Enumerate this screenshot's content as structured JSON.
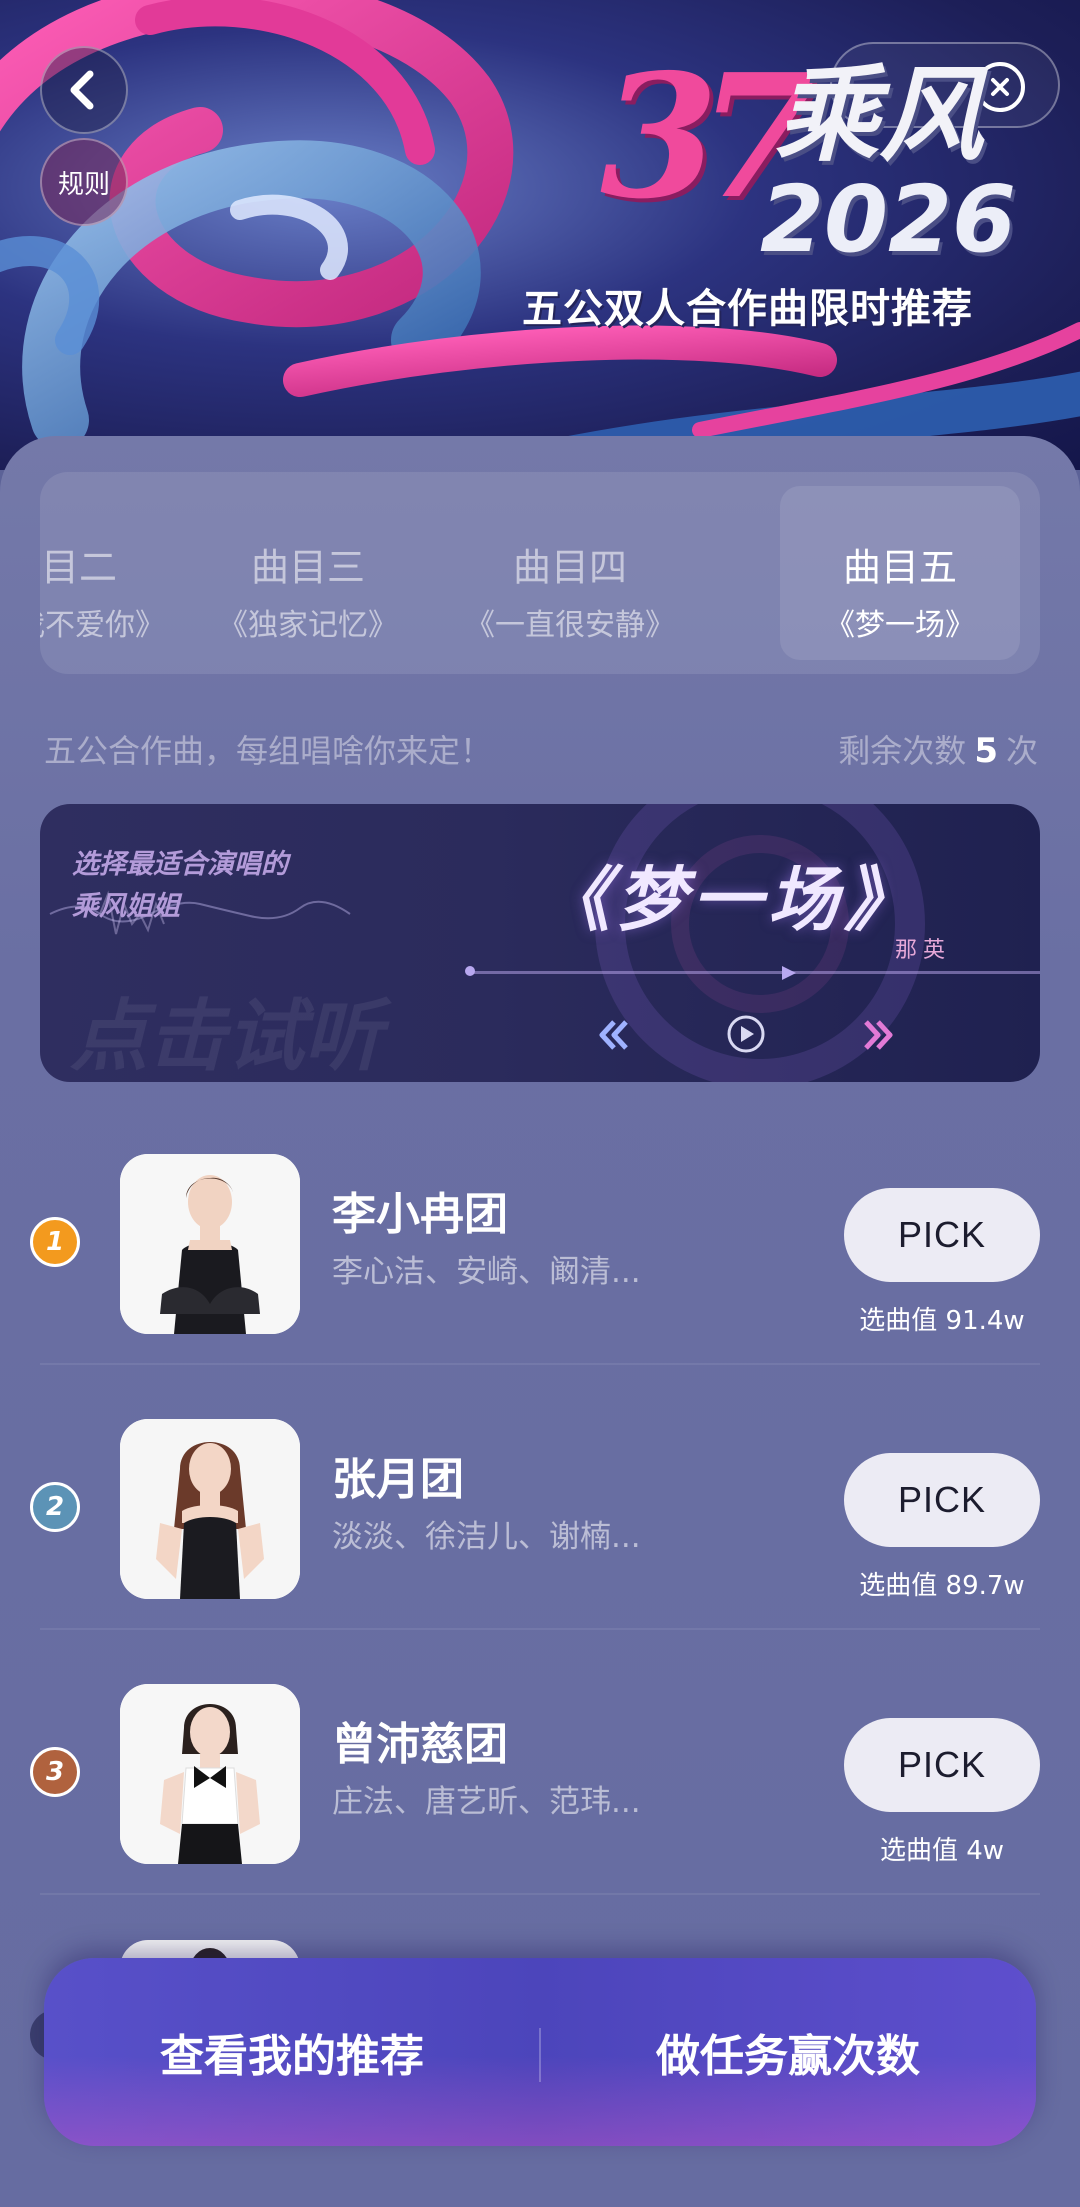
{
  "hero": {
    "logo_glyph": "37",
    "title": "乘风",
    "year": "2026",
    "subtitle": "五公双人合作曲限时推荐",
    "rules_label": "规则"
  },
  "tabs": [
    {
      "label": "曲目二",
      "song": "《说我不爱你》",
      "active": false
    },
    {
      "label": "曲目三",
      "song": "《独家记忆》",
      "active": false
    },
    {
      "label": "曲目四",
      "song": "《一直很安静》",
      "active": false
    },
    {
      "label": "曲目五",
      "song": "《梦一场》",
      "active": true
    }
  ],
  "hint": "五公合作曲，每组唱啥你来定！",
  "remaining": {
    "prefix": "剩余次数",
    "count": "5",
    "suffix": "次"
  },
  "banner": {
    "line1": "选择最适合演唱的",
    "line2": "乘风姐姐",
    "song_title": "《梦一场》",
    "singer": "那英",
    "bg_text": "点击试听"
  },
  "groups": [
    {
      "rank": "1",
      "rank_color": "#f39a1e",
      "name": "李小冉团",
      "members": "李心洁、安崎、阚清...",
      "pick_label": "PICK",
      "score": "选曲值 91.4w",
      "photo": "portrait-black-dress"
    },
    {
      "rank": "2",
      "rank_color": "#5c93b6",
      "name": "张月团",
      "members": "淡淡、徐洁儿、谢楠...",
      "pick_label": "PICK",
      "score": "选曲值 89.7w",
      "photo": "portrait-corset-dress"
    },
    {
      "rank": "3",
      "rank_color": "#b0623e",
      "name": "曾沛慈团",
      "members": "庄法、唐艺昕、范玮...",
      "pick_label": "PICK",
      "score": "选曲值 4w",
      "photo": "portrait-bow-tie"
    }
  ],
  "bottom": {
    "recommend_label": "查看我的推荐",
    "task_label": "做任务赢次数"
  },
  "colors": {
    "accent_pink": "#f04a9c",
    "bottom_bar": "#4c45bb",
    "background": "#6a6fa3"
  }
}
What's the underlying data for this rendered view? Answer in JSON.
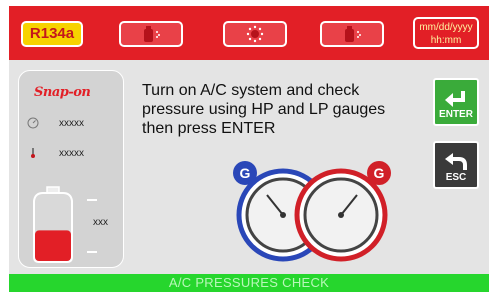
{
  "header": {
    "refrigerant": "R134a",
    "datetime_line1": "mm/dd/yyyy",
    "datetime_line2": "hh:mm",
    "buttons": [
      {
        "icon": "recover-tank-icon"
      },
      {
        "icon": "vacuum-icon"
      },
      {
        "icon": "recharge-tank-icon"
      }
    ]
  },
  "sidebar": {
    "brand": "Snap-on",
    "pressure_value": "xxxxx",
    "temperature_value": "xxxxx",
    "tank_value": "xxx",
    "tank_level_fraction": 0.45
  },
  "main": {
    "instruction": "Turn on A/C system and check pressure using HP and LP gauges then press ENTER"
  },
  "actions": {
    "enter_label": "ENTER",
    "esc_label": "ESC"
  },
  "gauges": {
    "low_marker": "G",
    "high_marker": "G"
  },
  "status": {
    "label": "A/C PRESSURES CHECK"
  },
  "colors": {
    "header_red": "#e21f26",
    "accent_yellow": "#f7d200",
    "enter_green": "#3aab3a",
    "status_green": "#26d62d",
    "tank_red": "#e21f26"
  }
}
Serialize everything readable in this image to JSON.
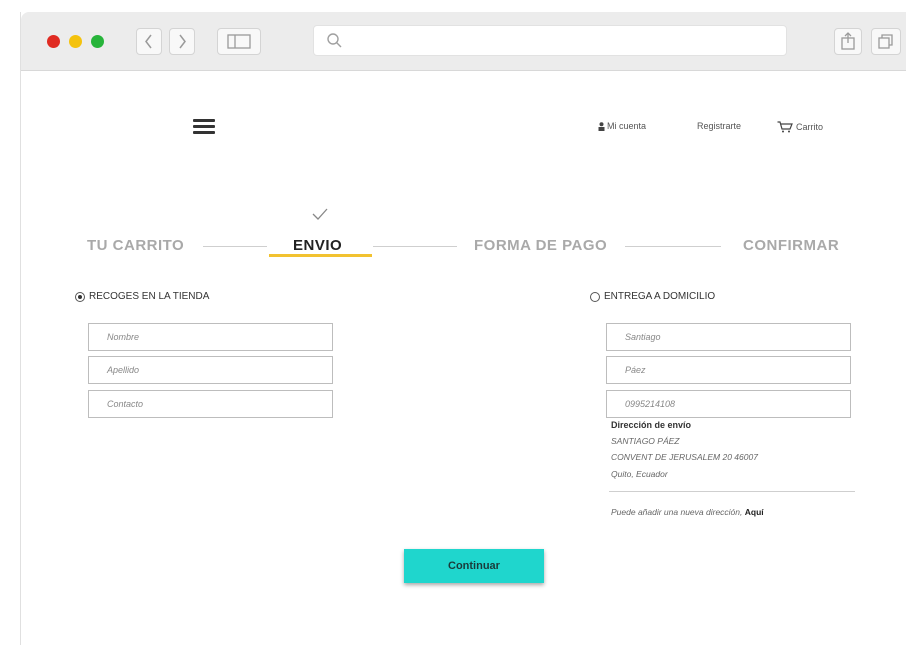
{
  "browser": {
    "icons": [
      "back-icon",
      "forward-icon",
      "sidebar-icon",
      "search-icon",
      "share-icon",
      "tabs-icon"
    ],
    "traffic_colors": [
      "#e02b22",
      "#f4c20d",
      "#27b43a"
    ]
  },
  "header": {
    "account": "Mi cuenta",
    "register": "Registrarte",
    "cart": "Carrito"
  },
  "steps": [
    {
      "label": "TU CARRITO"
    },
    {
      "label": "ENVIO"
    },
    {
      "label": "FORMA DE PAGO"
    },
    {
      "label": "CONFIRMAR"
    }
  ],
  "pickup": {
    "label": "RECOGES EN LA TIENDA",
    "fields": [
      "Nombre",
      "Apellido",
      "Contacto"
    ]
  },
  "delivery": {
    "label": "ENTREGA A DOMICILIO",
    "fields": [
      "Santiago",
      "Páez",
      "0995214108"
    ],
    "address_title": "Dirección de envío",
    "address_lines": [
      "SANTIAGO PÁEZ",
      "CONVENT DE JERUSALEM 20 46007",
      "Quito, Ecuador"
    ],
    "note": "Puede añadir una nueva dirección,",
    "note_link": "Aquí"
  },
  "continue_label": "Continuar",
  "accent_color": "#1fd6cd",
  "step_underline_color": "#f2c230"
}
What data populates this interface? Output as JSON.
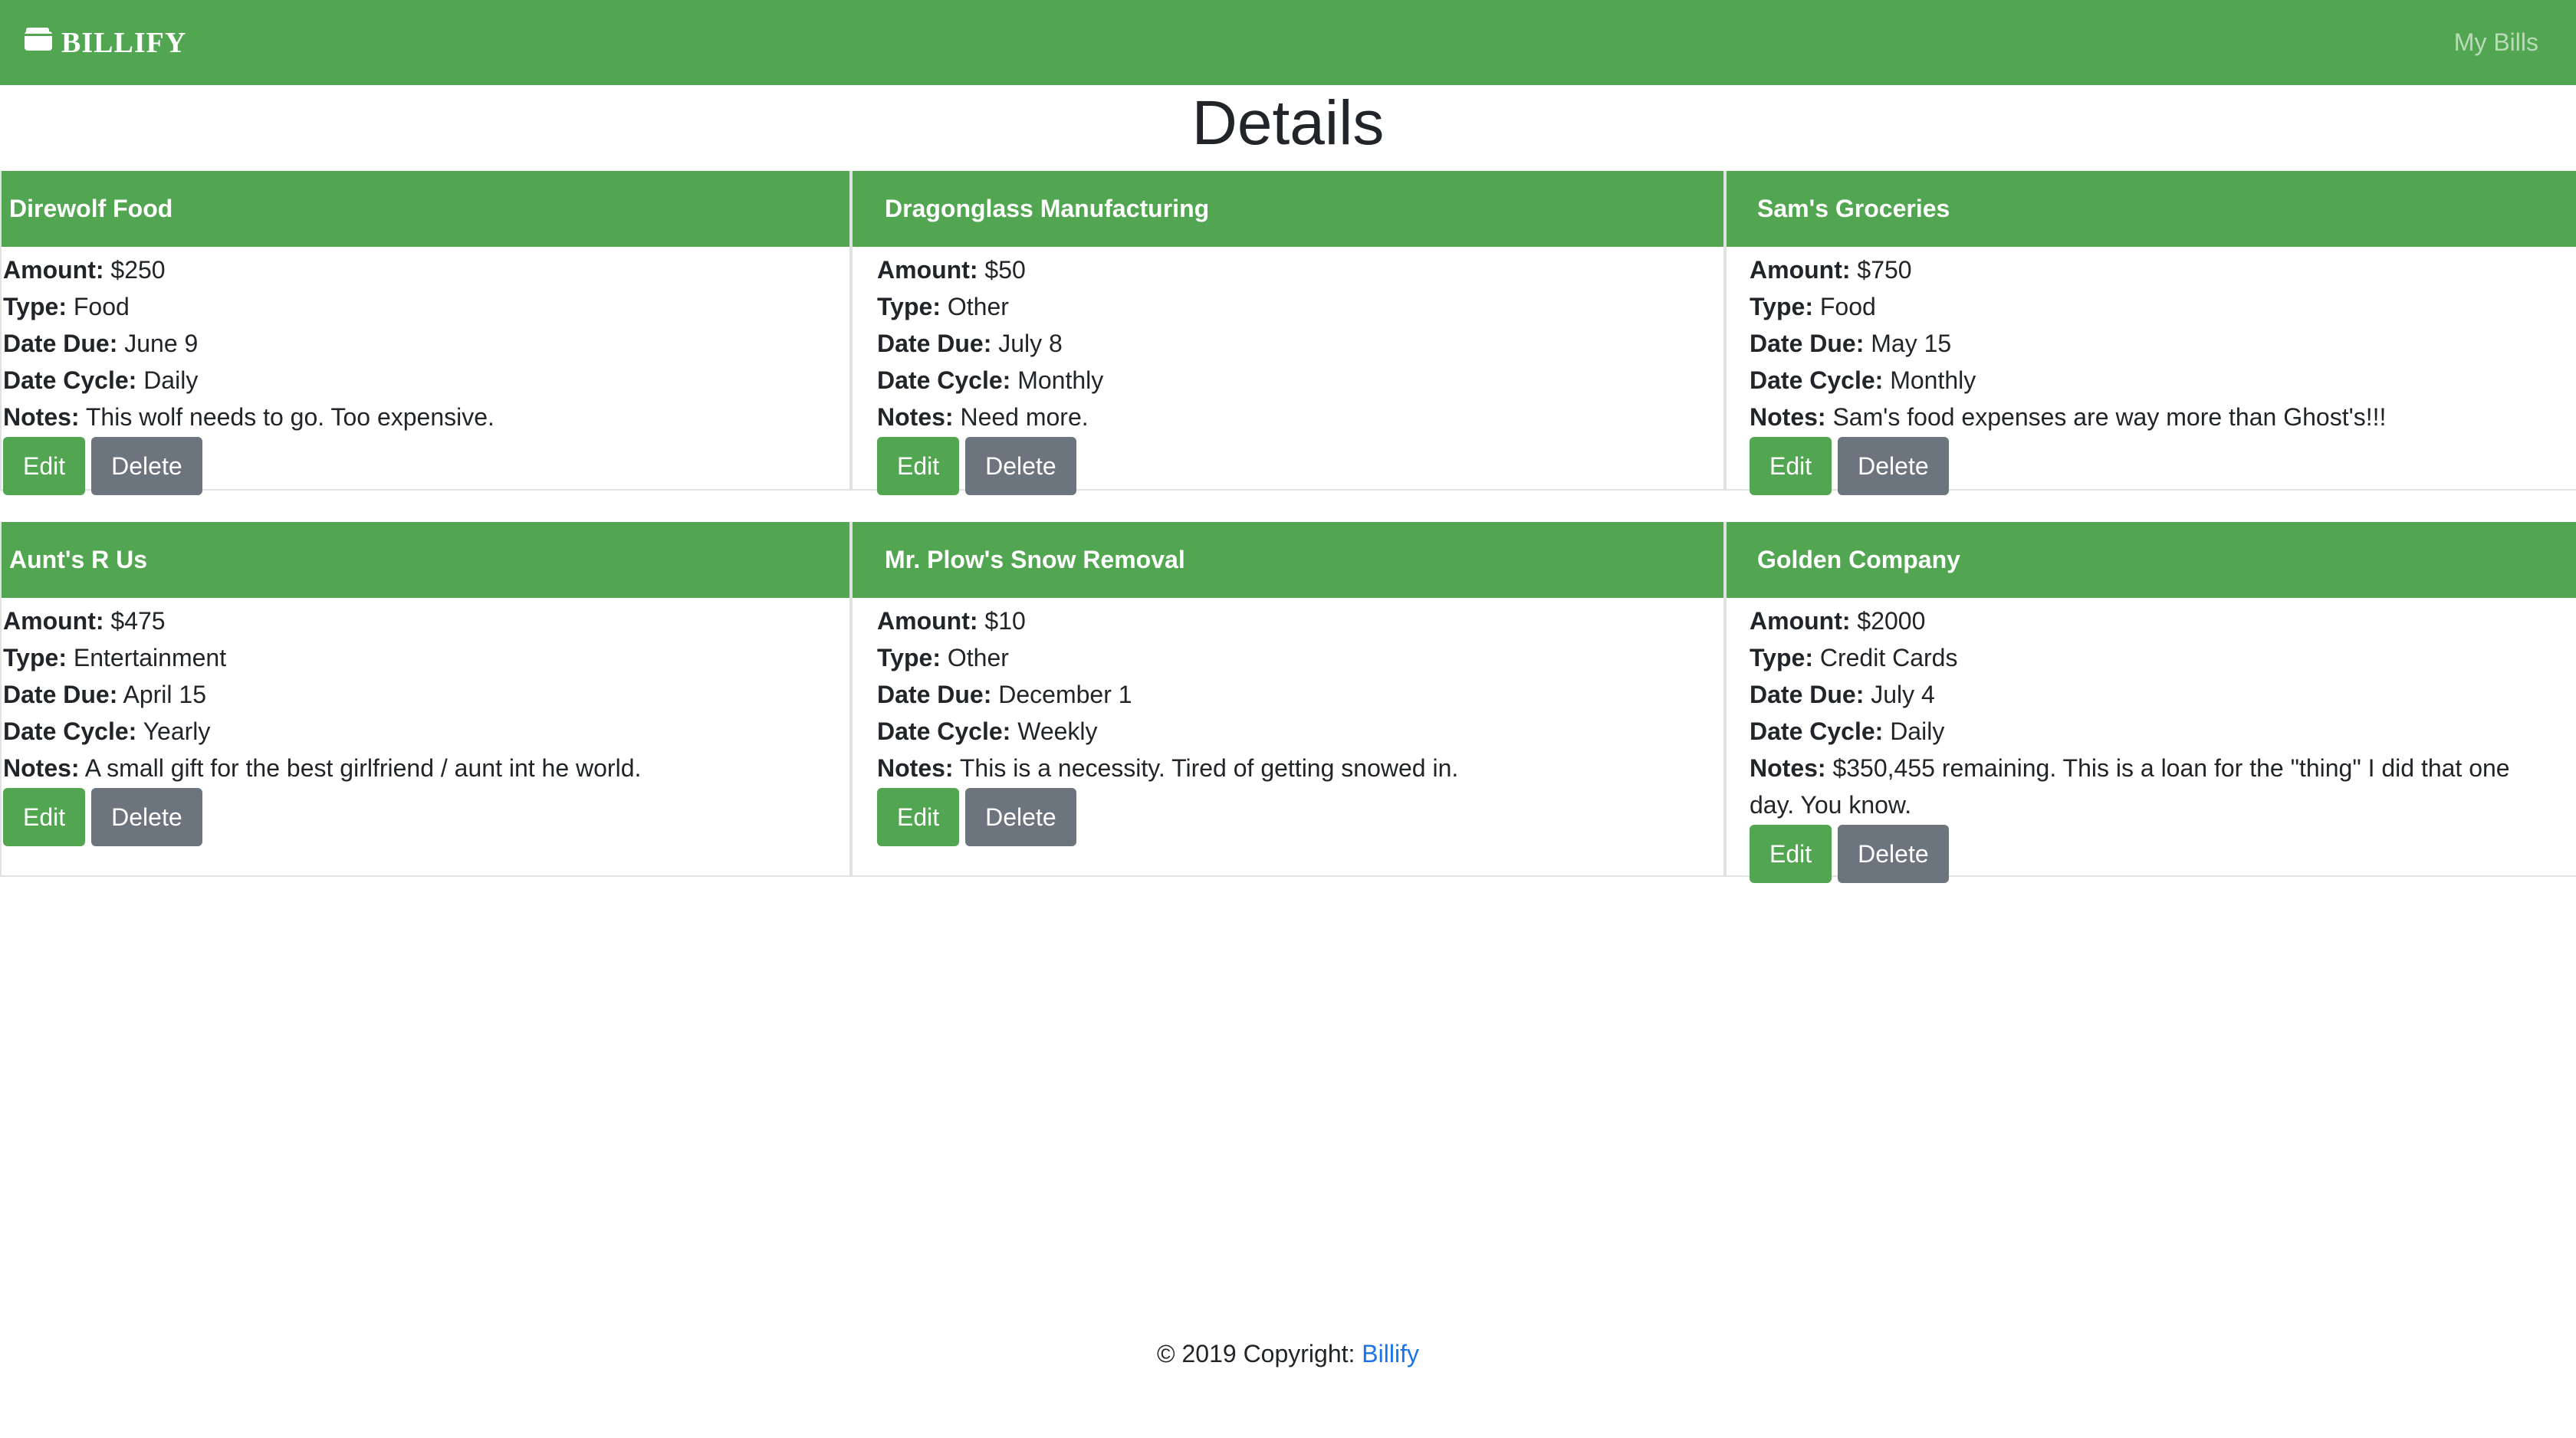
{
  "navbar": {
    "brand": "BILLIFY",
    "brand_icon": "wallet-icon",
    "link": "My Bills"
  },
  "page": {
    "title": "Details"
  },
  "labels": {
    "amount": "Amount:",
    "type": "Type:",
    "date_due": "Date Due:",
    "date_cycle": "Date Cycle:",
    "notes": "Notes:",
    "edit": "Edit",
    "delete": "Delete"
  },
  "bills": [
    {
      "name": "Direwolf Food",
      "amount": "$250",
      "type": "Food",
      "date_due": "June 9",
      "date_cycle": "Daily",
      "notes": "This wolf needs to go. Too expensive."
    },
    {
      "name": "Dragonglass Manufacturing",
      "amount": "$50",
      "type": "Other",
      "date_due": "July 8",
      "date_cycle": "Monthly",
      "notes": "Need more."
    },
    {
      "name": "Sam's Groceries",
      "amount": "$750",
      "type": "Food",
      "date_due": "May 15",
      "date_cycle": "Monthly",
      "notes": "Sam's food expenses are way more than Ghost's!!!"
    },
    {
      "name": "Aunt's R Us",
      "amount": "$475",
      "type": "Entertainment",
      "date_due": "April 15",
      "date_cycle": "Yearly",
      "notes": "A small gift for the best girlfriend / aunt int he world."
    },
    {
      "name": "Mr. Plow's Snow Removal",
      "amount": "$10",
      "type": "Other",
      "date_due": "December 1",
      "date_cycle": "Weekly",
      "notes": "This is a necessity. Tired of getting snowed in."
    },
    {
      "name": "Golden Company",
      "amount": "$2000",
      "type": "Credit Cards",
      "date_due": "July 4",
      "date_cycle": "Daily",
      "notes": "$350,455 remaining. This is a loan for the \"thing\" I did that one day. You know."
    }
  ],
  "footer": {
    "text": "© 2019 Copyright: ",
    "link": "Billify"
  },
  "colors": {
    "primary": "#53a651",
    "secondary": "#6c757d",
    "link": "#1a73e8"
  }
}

Written exercise —
Within the listing above, find every line containing the string "What" and return it.

Response —
What's the underlying data for this rendered view? Answer in JSON.
What data populates this interface? Output as JSON.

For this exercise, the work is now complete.